Some lines in the listing below may include the string "students". How many are there? Give only the number.

══════

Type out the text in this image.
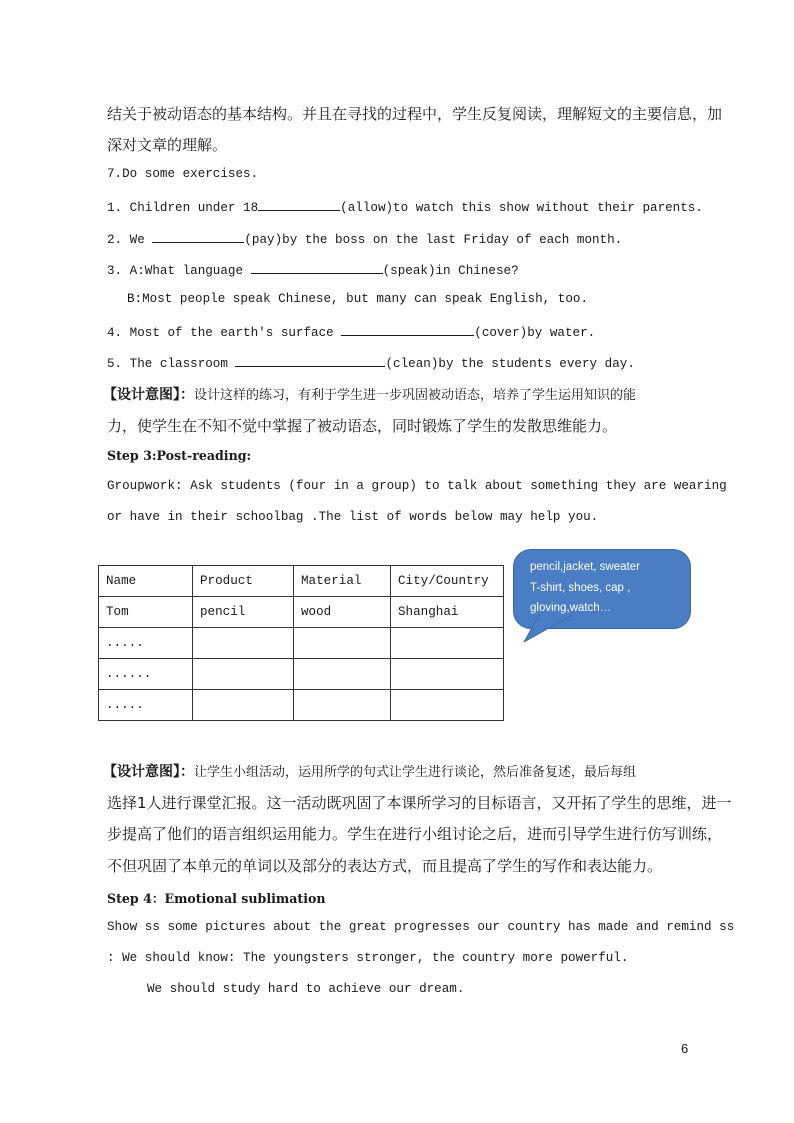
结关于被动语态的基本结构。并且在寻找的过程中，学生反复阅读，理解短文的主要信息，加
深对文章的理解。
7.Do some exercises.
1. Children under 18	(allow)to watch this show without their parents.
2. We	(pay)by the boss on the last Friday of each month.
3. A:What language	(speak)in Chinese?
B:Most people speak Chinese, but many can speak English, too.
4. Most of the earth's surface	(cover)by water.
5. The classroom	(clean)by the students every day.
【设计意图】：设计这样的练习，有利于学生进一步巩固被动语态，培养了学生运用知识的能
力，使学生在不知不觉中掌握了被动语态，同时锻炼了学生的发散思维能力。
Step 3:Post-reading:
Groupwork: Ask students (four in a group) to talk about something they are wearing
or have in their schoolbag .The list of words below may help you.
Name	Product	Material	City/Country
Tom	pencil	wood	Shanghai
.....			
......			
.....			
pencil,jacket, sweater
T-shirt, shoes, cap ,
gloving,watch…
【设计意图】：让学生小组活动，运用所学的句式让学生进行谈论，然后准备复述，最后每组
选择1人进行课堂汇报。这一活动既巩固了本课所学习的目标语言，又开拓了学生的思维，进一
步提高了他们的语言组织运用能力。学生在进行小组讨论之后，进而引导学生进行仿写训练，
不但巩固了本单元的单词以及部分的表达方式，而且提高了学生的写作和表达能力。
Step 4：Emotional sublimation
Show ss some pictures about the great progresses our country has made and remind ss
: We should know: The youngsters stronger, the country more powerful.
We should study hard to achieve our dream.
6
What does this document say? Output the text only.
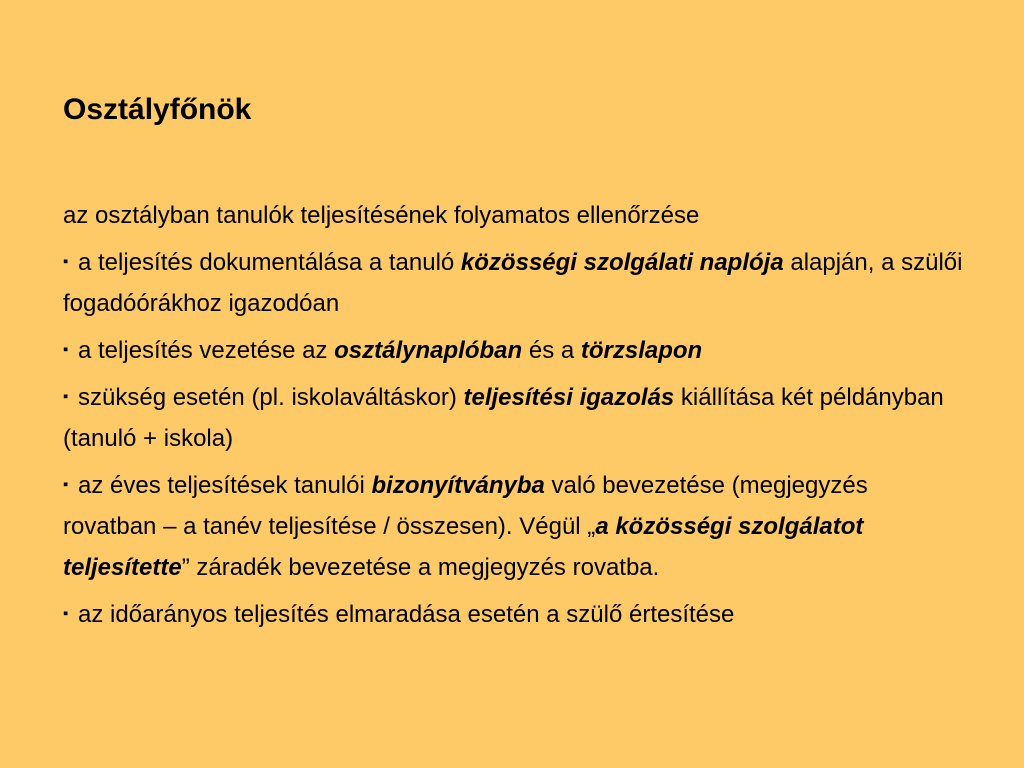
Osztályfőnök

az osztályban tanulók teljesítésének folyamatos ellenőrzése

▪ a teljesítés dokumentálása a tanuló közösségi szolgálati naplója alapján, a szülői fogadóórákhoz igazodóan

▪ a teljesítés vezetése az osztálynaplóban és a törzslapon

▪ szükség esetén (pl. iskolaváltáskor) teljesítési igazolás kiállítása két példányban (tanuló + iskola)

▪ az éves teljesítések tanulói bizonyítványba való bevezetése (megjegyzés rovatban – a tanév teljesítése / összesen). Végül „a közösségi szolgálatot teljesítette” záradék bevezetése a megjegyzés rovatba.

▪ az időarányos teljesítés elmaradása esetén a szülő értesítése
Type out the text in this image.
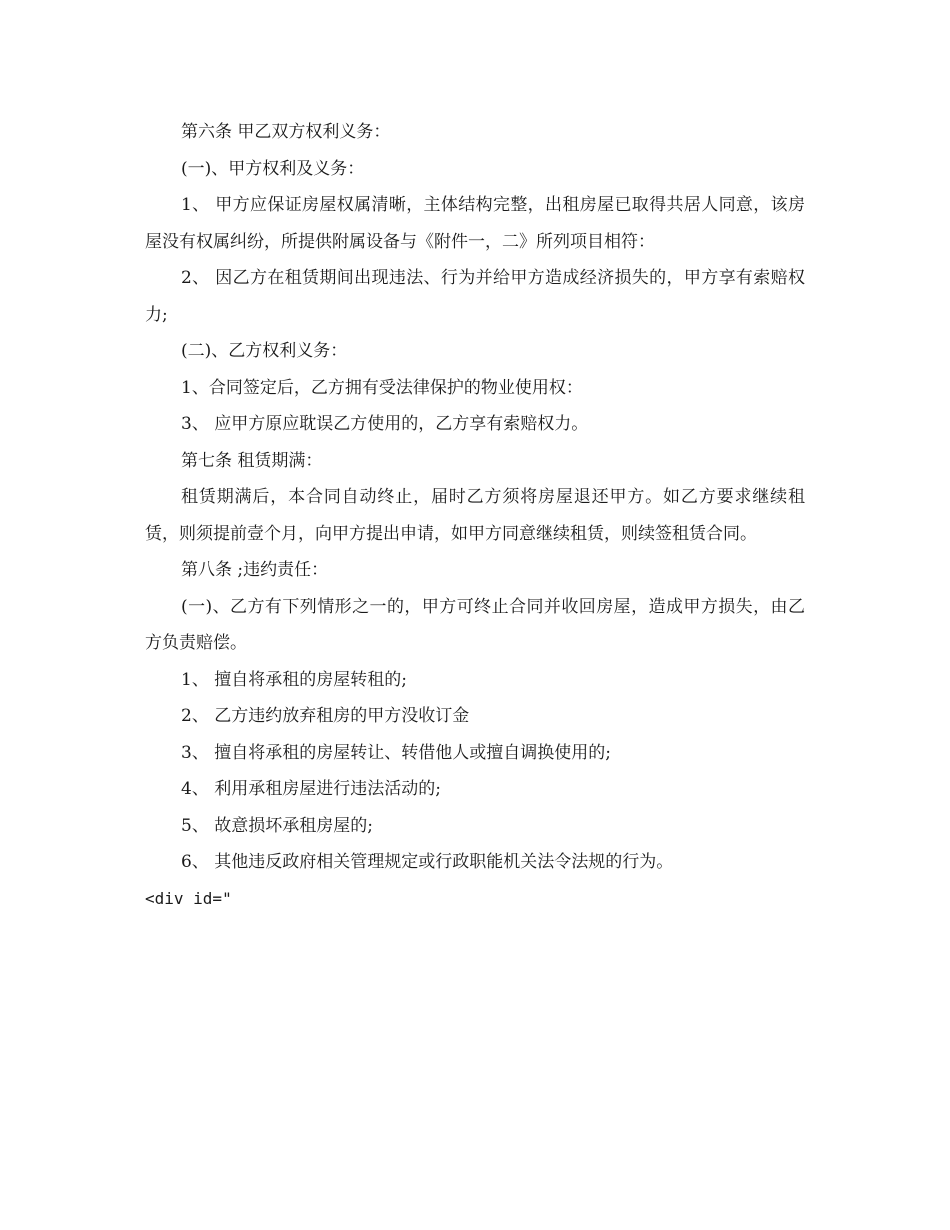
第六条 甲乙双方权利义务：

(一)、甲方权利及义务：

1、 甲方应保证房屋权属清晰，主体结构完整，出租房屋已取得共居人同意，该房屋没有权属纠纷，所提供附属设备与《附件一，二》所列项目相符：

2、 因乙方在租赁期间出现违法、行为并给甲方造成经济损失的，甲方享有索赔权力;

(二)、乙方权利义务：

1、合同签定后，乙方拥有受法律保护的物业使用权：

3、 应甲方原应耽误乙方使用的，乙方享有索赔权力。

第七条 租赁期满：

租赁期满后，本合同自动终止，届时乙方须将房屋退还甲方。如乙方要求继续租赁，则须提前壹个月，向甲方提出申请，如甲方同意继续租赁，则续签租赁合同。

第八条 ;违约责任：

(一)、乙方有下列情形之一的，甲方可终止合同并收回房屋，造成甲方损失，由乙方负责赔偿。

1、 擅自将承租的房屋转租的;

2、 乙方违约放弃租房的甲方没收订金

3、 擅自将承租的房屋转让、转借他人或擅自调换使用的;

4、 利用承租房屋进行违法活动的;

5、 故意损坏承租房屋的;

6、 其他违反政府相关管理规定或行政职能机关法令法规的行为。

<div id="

══════

SOLUTION TO THIS EXERCISE:
2